◆ REQUIRED TASK: Pick out all lines in the listing holding the string "name" and copy them.

* Begin RECORDS SHOWN *

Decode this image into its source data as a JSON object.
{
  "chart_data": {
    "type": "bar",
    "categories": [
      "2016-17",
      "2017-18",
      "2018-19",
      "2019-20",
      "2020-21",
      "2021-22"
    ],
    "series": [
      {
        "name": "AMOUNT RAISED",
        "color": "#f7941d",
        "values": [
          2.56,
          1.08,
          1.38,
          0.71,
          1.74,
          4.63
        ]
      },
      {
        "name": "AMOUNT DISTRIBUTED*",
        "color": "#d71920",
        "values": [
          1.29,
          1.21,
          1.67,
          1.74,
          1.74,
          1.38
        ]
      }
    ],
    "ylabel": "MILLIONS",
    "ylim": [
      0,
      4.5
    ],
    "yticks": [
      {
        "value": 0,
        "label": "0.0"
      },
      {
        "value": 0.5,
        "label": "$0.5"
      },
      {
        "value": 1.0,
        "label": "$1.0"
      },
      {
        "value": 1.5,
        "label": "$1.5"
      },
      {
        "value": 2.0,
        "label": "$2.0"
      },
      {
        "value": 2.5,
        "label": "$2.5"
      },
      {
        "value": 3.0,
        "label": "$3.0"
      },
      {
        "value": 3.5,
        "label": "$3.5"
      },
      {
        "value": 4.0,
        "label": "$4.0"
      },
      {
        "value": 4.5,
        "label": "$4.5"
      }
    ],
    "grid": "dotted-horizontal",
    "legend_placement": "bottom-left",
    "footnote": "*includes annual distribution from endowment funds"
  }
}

* End RECORDS SHOWN *

◆ THE RESULT:
        "name": "AMOUNT RAISED",
        "name": "AMOUNT DISTRIBUTED*",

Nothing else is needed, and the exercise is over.